Copy out each line that includes the word "JSON".

(Chart and figure data)
________________________________________
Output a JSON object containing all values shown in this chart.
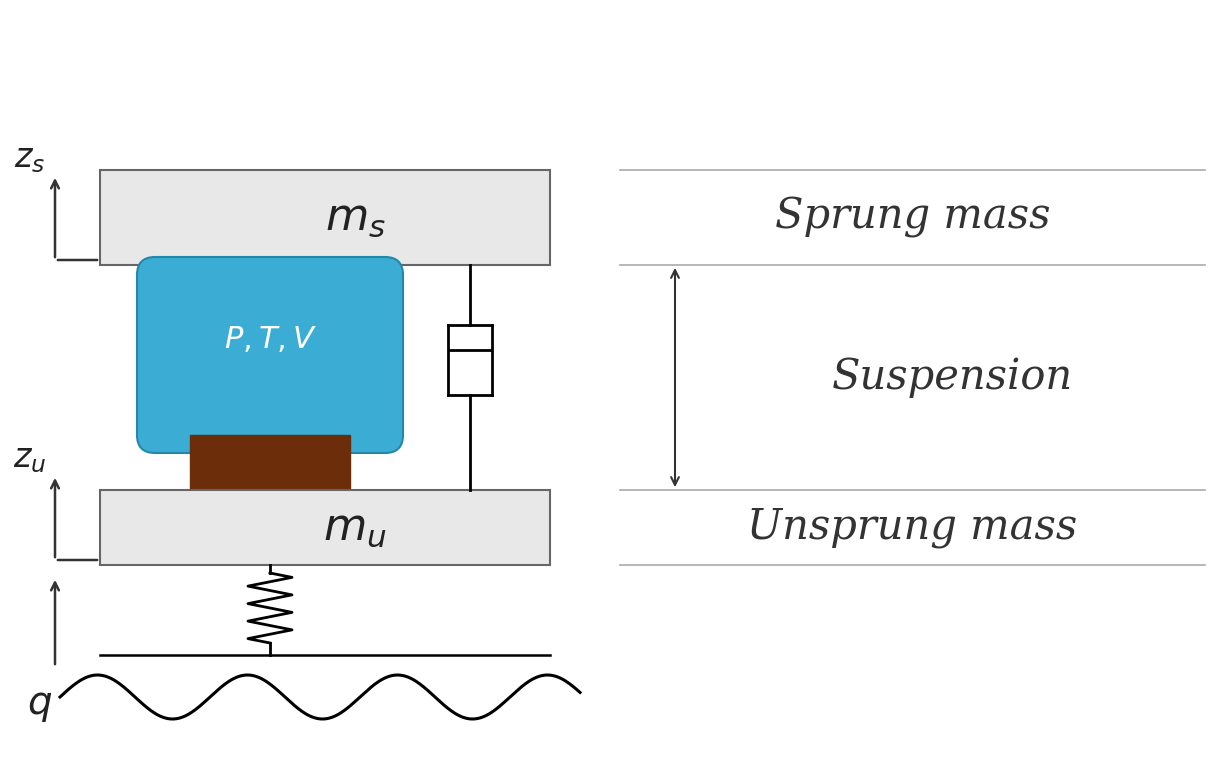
{
  "bg_color": "#ffffff",
  "box_color": "#e8e8e8",
  "box_edge": "#666666",
  "air_spring_color": "#3badd4",
  "air_spring_edge": "#2288aa",
  "damper_color": "#6b2d0a",
  "black_bar_color": "#111111",
  "axis_color": "#333333",
  "label_color": "#222222",
  "right_label_color": "#333333",
  "sep_line_color": "#aaaaaa",
  "sprung_mass_label": "$m_s$",
  "unsprung_mass_label": "$m_u$",
  "ptv_label": "$P, T, V$",
  "zs_label": "$z_s$",
  "zu_label": "$z_u$",
  "q_label": "$q$",
  "sprung_text": "Sprung mass",
  "suspension_text": "Suspension",
  "unsprung_text": "Unsprung mass",
  "figsize": [
    12.12,
    7.8
  ],
  "dpi": 100
}
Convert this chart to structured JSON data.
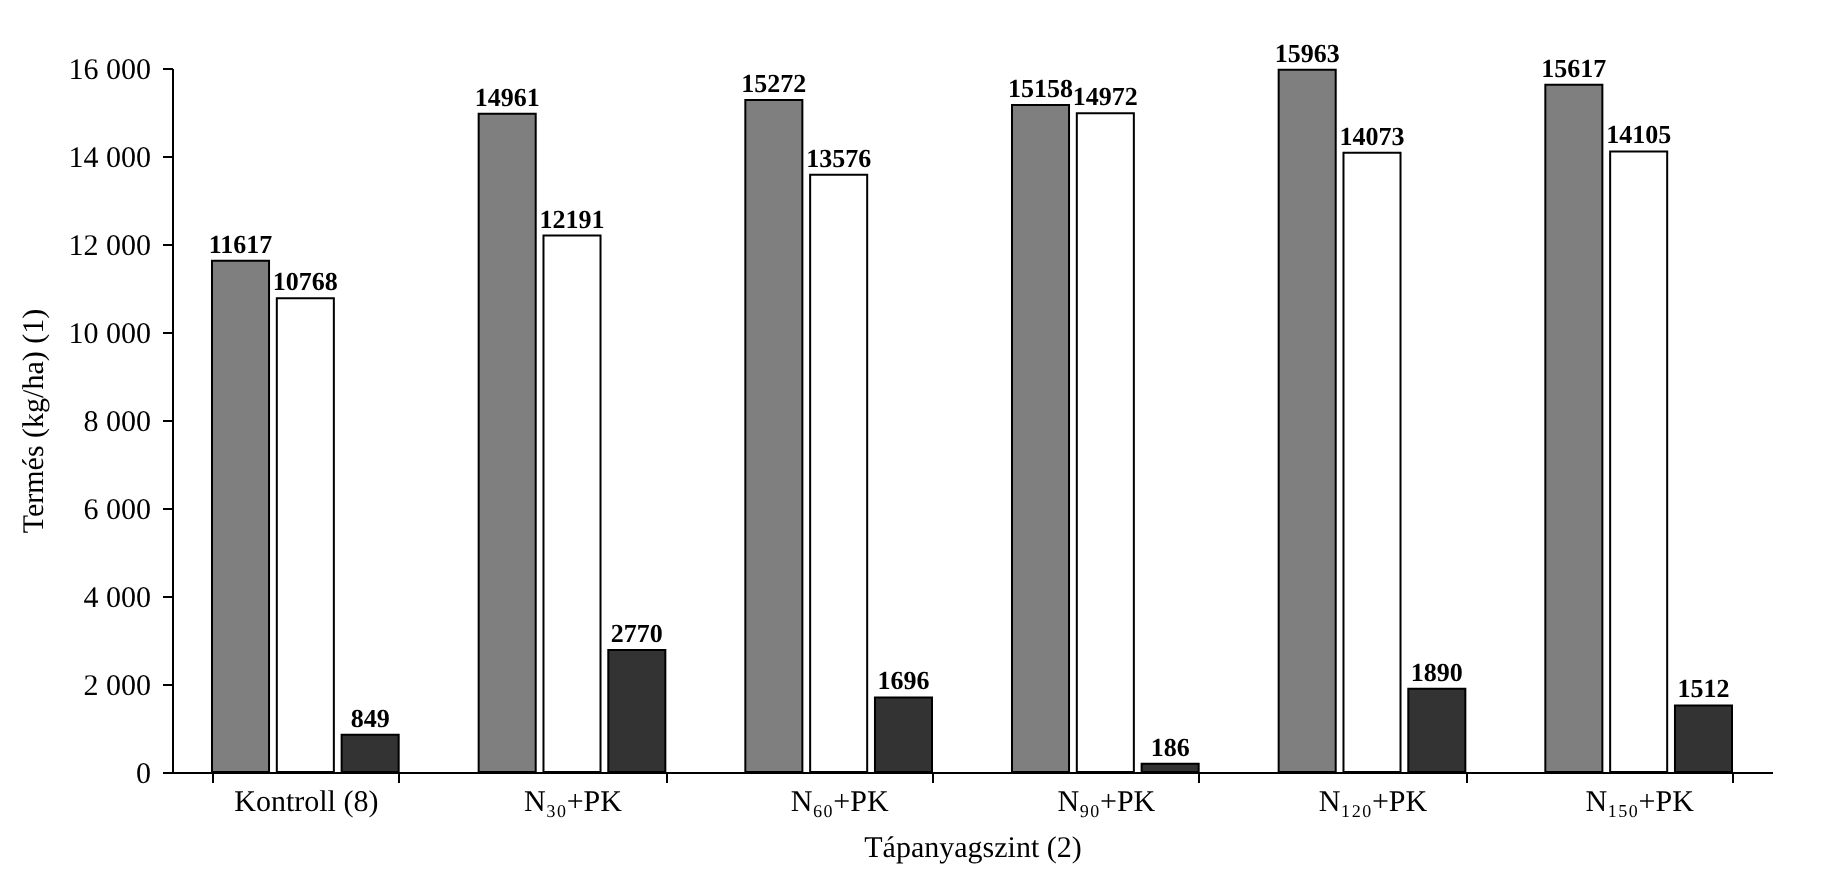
{
  "chart_data": {
    "type": "bar",
    "xlabel": "Tápanyagszint (2)",
    "ylabel": "Termés (kg/ha) (1)",
    "categories": [
      "Kontroll (8)",
      "N₃₀+PK",
      "N₆₀+PK",
      "N₉₀+PK",
      "N₁₂₀+PK",
      "N₁₅₀+PK"
    ],
    "series": [
      {
        "color": "#7f7f7f",
        "values": [
          11617,
          14961,
          15272,
          15158,
          15963,
          15617
        ]
      },
      {
        "color": "#ffffff",
        "values": [
          10768,
          12191,
          13576,
          14972,
          14073,
          14105
        ]
      },
      {
        "color": "#333333",
        "values": [
          849,
          2770,
          1696,
          186,
          1890,
          1512
        ]
      }
    ],
    "ylim": [
      0,
      16000
    ],
    "yticks": [
      0,
      {
        "value": 2000,
        "label": "2 000"
      },
      {
        "value": 4000,
        "label": "4 000"
      },
      {
        "value": 6000,
        "label": "6 000"
      },
      {
        "value": 8000,
        "label": "8 000"
      },
      {
        "value": 10000,
        "label": "10 000"
      },
      {
        "value": 12000,
        "label": "12 000"
      },
      {
        "value": 14000,
        "label": "14 000"
      },
      {
        "value": 16000,
        "label": "16 000"
      }
    ],
    "data_labels": true
  }
}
________________________________________
**WRITTEN RESPONSE**.
Output a JSON object containing all values shown in this chart.
Convert this chart to structured JSON data.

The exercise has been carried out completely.